▶ **Brief**: Where a line holds the string "CIELO", return that line.

******************************

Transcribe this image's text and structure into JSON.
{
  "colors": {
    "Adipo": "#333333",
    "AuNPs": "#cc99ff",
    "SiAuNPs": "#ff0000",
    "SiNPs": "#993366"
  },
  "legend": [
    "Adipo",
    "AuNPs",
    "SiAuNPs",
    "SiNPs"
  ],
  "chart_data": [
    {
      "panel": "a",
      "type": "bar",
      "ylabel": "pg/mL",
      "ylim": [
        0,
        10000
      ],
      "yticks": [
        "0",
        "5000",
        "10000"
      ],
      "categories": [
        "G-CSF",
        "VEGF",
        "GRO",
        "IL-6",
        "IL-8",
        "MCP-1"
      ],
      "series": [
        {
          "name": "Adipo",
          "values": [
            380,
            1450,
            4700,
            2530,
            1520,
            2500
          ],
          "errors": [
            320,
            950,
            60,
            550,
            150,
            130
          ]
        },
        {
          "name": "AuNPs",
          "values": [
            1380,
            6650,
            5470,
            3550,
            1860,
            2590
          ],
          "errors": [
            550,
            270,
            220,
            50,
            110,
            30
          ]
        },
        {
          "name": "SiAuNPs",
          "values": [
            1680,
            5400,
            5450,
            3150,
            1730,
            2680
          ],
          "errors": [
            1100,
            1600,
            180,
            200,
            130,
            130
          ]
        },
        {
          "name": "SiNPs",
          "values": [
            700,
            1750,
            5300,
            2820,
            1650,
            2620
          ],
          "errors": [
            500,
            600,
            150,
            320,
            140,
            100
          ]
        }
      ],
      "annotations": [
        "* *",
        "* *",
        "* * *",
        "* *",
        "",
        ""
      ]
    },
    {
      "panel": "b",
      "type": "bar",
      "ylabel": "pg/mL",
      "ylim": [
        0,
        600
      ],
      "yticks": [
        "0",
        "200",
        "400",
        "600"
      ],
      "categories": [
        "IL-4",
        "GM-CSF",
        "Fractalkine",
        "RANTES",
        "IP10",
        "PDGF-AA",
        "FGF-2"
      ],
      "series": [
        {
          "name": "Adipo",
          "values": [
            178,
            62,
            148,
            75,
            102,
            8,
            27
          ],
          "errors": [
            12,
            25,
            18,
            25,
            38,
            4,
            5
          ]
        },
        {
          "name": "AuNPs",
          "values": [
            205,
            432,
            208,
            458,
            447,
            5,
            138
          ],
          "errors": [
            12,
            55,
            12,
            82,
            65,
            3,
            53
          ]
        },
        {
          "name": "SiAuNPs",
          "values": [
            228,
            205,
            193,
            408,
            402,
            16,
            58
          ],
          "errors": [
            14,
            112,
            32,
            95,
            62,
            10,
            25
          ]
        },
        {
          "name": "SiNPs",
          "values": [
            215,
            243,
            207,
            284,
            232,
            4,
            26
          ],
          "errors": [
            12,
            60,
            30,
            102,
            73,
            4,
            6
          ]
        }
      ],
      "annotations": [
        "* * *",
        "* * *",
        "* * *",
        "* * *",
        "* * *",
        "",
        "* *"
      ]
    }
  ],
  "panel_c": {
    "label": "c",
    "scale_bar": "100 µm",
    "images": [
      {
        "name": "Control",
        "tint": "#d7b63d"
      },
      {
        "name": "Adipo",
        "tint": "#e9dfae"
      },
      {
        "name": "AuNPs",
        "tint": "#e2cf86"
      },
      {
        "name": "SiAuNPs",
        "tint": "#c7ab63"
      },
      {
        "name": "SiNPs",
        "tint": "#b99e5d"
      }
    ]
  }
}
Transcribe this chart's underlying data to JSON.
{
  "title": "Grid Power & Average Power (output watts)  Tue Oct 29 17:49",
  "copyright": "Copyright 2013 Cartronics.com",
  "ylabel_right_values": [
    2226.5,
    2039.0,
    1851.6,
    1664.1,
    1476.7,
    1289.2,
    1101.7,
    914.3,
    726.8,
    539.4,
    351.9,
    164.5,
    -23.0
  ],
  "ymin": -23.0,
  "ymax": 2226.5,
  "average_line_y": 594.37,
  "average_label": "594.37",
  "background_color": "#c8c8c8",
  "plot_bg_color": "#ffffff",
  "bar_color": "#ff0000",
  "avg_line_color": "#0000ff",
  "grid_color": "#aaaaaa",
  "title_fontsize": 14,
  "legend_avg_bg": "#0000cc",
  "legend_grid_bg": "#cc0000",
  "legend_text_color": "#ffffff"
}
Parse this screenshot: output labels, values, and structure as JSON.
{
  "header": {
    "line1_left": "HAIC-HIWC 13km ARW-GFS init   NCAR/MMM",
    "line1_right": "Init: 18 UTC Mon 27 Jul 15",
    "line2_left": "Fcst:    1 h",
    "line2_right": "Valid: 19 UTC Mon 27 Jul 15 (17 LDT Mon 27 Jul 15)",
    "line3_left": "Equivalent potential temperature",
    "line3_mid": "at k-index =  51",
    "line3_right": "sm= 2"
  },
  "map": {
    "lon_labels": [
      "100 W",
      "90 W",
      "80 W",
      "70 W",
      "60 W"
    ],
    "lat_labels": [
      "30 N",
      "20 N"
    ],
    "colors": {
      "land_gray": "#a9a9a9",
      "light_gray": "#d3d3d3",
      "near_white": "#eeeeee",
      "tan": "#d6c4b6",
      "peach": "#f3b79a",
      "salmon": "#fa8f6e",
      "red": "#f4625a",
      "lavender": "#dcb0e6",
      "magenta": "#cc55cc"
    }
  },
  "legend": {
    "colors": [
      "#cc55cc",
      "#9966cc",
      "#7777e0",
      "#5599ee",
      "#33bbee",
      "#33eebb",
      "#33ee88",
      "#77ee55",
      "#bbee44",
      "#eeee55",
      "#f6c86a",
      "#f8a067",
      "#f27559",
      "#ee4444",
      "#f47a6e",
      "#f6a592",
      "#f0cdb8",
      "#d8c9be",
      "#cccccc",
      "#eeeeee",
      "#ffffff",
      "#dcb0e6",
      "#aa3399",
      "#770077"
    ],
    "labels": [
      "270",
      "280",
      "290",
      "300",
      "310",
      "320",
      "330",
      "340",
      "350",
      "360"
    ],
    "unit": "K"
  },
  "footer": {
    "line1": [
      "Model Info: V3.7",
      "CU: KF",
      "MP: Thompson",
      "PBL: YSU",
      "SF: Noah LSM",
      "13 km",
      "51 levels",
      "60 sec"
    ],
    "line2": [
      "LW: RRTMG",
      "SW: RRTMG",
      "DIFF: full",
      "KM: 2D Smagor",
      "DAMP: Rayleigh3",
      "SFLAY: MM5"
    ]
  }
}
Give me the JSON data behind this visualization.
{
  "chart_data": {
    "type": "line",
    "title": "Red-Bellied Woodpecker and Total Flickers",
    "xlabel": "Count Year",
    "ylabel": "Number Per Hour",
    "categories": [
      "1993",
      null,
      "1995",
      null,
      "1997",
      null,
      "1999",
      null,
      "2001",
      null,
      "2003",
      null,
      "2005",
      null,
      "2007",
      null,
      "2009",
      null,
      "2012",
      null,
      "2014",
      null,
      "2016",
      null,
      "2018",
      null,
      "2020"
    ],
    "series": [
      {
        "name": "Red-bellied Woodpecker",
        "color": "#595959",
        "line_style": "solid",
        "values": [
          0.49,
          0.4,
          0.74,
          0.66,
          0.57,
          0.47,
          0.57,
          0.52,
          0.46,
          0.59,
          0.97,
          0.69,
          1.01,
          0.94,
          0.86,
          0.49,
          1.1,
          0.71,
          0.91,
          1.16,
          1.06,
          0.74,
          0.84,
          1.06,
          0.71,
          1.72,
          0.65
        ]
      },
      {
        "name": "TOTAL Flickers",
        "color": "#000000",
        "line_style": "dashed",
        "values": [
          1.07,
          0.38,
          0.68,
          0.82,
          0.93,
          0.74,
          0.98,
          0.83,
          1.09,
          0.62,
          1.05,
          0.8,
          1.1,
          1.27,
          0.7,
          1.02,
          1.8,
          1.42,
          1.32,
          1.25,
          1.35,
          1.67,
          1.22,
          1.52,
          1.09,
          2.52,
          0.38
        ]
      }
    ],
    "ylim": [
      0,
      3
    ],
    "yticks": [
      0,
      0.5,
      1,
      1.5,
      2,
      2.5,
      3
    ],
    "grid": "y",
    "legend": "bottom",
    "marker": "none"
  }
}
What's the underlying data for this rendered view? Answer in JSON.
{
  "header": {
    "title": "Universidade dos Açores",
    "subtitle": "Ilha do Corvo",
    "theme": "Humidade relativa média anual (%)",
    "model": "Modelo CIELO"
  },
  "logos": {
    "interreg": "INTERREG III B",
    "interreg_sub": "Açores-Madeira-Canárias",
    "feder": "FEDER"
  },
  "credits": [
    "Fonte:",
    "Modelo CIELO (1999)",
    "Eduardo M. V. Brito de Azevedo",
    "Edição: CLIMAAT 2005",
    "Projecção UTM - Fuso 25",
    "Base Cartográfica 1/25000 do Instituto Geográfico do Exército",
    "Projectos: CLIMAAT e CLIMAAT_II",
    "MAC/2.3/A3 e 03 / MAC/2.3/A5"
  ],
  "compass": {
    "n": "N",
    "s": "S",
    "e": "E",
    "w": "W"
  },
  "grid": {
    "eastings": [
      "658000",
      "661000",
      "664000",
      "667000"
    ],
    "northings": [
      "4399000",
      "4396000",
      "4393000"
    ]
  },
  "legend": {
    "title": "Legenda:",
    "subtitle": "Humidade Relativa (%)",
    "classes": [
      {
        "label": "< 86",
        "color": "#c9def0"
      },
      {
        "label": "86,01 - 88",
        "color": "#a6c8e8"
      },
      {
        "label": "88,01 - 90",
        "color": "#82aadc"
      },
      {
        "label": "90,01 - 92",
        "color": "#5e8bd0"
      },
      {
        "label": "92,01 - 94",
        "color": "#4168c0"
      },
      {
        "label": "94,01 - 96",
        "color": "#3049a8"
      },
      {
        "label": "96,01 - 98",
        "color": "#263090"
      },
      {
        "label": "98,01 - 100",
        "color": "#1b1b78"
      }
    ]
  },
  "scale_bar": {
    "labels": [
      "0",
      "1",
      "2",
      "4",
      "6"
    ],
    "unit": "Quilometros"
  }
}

******************************

▶ **Correct answer**:
    "model": "Modelo CIELO"
    "Modelo CIELO (1999)",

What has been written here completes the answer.